Material shown
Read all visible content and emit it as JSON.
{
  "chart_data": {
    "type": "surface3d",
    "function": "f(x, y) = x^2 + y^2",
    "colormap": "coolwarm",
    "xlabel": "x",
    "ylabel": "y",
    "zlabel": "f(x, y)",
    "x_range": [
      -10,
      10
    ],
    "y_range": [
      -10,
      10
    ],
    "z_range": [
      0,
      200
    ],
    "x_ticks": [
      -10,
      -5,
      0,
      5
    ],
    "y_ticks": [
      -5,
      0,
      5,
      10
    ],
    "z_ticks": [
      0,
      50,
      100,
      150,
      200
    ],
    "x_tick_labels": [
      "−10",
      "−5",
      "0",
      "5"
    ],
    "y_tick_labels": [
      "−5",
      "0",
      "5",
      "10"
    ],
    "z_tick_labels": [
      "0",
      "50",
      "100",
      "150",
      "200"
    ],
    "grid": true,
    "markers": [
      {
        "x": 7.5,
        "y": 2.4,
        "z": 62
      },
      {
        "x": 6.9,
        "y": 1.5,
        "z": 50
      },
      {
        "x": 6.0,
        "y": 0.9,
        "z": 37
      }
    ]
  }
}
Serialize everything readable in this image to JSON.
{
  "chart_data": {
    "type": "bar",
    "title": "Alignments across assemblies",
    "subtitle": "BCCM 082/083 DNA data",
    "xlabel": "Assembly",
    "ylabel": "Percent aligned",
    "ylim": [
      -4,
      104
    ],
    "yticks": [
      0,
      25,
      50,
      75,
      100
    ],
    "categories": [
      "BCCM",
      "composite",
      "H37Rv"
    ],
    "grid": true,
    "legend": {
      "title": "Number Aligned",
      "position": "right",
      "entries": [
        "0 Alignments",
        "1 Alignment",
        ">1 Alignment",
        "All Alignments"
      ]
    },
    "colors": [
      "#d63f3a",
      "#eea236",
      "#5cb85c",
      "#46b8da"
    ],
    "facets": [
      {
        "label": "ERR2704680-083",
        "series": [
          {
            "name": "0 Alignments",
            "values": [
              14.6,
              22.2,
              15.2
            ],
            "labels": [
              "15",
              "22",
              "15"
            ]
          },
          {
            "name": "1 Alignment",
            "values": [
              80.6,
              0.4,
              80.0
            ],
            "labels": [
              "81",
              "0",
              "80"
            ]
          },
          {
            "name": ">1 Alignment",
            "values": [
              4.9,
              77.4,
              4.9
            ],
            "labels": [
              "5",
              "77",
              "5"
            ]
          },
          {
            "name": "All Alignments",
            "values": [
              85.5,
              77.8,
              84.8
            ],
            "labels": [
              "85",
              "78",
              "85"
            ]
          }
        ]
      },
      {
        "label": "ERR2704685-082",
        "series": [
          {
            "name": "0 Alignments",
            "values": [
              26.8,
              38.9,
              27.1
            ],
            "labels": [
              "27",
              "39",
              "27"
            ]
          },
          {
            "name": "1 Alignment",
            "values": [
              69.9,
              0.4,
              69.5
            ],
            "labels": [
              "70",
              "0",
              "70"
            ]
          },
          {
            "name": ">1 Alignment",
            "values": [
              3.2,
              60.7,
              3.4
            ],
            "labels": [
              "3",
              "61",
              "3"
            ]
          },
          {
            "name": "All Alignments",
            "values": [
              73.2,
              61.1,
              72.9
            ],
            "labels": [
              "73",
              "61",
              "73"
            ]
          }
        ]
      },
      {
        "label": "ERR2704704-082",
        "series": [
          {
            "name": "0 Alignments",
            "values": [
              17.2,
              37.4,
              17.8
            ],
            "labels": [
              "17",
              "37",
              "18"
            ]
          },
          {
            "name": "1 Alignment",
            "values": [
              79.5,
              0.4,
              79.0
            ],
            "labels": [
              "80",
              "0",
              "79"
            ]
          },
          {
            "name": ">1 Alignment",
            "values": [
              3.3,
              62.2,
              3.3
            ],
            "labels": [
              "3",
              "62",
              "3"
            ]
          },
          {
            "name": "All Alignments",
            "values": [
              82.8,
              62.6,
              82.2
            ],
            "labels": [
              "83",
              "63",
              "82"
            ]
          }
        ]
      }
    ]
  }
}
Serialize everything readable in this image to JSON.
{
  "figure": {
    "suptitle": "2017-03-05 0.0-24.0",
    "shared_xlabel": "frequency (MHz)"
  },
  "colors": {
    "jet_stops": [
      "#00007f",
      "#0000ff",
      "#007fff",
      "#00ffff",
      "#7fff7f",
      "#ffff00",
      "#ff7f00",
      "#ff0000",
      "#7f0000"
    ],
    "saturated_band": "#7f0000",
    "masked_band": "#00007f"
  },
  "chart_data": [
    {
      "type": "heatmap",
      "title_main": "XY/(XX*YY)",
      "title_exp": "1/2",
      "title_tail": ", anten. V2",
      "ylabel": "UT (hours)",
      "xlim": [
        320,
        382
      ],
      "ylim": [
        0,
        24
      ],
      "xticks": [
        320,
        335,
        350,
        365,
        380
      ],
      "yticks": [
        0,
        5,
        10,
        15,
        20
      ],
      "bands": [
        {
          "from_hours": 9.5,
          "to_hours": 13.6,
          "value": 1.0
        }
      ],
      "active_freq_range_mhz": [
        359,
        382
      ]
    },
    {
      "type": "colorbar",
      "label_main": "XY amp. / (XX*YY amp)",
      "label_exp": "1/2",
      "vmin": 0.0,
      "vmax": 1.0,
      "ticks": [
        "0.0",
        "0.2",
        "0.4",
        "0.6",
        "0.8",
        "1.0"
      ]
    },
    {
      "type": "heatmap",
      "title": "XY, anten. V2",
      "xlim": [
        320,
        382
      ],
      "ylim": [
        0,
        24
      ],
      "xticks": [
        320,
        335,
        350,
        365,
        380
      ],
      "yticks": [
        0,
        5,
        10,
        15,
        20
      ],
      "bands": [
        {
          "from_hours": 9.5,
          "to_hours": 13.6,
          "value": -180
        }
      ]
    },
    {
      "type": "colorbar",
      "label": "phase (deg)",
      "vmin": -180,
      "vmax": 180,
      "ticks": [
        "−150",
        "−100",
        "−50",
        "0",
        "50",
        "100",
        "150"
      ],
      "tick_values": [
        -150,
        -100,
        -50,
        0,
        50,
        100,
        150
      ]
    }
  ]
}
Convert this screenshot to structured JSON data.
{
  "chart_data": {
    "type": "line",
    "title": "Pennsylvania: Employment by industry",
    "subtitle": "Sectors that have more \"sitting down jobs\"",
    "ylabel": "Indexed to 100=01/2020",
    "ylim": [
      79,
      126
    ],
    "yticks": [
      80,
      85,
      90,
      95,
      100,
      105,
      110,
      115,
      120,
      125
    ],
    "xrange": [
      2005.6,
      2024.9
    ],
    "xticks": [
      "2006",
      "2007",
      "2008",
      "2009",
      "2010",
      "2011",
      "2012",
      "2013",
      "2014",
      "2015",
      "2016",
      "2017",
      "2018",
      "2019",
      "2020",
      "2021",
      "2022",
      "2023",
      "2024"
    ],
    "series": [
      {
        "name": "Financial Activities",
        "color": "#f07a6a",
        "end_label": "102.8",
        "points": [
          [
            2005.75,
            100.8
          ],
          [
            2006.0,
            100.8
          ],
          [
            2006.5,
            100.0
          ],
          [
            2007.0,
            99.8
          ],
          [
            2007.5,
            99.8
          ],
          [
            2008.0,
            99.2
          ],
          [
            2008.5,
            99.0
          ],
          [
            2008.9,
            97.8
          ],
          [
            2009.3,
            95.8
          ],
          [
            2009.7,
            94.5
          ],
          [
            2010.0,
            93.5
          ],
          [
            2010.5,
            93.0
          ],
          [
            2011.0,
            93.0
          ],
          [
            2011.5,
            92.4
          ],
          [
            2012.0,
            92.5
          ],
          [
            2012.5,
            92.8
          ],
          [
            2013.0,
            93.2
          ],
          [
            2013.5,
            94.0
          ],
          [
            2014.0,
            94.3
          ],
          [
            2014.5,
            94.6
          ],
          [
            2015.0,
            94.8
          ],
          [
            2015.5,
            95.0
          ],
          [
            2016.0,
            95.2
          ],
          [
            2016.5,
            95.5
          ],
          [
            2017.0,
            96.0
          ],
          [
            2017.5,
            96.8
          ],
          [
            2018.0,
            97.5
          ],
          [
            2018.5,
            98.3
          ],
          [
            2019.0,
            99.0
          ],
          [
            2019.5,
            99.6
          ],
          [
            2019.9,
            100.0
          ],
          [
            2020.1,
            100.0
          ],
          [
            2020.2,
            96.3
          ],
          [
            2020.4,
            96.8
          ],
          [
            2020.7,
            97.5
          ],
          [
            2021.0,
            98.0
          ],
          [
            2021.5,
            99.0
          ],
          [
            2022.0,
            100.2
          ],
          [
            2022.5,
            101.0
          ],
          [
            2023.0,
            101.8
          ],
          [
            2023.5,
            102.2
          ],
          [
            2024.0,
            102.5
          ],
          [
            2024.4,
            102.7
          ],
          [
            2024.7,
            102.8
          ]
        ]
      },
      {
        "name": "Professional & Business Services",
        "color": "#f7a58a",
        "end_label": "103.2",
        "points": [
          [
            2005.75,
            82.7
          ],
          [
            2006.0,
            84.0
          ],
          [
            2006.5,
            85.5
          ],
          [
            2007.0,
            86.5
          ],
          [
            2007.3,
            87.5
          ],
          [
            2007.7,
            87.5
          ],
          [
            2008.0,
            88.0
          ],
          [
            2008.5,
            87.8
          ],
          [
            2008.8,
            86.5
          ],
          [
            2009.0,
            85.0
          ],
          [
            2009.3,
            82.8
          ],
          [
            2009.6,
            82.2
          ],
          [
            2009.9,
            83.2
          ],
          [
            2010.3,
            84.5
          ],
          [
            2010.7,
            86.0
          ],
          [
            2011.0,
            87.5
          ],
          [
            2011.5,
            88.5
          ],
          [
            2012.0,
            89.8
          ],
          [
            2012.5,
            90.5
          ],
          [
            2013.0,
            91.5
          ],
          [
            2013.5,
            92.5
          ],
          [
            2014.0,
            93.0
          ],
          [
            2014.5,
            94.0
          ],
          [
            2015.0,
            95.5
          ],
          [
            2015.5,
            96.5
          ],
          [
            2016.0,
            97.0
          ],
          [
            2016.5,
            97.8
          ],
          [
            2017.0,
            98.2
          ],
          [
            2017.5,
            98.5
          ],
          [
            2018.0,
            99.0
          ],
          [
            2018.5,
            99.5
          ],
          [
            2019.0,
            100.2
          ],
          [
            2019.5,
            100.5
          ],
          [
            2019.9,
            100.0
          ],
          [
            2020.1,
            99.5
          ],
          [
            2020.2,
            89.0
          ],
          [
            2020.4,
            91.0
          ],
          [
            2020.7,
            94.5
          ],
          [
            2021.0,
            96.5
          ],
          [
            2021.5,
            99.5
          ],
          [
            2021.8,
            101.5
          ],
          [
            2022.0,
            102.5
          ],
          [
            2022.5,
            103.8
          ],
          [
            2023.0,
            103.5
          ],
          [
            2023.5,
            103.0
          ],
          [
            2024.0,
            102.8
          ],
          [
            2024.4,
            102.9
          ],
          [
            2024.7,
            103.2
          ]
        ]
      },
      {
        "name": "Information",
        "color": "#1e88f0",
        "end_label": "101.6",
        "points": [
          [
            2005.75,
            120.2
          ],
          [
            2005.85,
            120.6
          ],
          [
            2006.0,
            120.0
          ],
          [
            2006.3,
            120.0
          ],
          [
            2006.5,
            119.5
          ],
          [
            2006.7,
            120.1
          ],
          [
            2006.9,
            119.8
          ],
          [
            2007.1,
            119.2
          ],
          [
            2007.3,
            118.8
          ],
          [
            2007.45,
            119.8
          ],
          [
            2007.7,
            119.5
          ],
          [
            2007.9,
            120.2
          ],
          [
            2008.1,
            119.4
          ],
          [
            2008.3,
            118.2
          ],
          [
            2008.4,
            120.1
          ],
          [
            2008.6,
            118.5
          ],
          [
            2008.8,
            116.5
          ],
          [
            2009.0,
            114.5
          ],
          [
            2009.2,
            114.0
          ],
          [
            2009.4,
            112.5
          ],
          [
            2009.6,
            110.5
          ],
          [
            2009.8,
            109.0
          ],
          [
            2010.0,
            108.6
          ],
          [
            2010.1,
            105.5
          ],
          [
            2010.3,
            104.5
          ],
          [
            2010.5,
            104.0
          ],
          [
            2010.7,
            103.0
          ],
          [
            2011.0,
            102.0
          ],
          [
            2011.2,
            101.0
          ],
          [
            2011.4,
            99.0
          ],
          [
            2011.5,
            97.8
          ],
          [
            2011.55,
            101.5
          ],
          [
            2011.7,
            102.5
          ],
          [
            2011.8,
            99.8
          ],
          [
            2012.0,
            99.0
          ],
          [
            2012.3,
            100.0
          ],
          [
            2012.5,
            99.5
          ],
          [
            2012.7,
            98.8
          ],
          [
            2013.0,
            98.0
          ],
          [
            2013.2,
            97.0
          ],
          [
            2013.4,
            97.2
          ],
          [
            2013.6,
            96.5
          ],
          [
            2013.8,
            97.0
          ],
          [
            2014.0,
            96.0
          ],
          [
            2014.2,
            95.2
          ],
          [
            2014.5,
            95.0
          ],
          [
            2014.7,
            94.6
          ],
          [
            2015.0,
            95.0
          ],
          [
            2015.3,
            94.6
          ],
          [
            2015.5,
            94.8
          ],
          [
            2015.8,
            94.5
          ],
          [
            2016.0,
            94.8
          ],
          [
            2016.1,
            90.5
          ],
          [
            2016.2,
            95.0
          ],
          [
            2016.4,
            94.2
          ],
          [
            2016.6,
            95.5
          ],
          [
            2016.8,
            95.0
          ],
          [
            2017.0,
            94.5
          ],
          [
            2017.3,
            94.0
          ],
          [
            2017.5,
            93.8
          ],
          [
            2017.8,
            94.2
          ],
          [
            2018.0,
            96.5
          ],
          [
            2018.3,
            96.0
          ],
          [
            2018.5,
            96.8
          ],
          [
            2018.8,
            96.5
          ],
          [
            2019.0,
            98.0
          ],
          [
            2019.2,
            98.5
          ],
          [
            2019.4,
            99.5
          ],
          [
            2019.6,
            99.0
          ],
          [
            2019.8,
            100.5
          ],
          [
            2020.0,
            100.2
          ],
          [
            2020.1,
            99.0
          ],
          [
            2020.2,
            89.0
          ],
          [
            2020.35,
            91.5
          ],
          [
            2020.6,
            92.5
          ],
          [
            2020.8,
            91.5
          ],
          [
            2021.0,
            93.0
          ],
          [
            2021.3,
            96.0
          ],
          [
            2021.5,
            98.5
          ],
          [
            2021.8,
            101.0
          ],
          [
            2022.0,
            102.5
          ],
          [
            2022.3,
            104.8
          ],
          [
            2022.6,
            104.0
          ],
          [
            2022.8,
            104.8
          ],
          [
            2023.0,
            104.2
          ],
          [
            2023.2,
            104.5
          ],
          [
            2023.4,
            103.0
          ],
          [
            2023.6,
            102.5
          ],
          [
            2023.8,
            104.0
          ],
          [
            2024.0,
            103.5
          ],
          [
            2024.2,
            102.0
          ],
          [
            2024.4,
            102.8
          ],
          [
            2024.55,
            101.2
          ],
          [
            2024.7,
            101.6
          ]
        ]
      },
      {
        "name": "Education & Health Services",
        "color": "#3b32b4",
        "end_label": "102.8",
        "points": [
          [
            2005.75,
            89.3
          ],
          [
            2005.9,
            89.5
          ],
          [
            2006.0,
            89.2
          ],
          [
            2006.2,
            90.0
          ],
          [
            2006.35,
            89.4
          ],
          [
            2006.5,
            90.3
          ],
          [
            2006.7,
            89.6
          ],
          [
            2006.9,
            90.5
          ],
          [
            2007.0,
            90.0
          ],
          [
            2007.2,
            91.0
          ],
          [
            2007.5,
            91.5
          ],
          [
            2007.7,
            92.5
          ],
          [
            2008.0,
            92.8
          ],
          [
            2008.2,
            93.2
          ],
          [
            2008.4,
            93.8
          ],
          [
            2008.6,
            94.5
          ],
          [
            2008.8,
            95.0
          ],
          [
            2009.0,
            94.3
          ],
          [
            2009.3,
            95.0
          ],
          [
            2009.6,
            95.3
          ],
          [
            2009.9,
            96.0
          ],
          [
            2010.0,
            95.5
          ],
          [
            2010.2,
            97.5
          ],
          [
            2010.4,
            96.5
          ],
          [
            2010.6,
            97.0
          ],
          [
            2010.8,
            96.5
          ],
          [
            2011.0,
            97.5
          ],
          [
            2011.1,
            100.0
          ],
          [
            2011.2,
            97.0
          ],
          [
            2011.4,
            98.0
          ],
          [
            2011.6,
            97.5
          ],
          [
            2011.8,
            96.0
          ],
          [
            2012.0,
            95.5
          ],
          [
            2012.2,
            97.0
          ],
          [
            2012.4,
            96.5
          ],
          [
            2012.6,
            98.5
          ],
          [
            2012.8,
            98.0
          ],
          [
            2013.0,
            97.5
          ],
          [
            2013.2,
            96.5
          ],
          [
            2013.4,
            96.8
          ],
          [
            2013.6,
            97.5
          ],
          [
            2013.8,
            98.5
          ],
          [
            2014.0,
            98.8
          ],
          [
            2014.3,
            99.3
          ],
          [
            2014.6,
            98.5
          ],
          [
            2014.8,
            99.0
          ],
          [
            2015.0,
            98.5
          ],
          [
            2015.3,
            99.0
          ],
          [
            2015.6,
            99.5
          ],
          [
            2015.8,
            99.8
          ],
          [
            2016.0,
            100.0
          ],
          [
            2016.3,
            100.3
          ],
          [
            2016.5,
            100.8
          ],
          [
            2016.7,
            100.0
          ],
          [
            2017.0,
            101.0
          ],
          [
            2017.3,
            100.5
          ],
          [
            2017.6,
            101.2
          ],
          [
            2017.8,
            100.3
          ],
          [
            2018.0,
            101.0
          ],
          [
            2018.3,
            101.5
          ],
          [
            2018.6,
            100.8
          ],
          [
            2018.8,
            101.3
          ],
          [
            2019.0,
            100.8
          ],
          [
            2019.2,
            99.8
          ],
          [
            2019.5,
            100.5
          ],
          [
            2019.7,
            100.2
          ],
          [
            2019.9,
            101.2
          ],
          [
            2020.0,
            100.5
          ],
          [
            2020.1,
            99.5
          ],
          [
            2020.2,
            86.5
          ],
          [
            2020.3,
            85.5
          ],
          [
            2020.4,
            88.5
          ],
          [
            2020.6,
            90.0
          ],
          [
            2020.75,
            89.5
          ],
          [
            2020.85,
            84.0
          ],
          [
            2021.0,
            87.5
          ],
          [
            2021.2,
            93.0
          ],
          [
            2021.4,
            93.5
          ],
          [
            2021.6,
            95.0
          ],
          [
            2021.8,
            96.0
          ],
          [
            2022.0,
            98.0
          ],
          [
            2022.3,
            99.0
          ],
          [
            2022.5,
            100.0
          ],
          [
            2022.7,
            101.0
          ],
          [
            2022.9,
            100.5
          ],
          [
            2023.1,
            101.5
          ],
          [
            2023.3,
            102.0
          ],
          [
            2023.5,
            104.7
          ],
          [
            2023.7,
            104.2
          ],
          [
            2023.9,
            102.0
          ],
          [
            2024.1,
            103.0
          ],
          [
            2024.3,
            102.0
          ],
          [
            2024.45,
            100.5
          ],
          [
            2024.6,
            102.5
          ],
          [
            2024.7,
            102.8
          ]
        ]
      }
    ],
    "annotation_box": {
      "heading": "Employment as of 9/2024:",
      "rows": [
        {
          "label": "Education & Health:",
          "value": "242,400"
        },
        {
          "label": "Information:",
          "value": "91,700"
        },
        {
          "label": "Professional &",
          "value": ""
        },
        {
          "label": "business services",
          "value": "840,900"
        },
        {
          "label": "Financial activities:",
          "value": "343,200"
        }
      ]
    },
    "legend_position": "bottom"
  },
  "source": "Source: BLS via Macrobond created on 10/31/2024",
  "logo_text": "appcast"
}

Goal
Show the lines of the data that hold the word "type".

Response to the task
    "type": "surface3d",
    "type": "bar",
      "type": "heatmap",
      "type": "colorbar",
      "type": "heatmap",
      "type": "colorbar",
    "type": "line",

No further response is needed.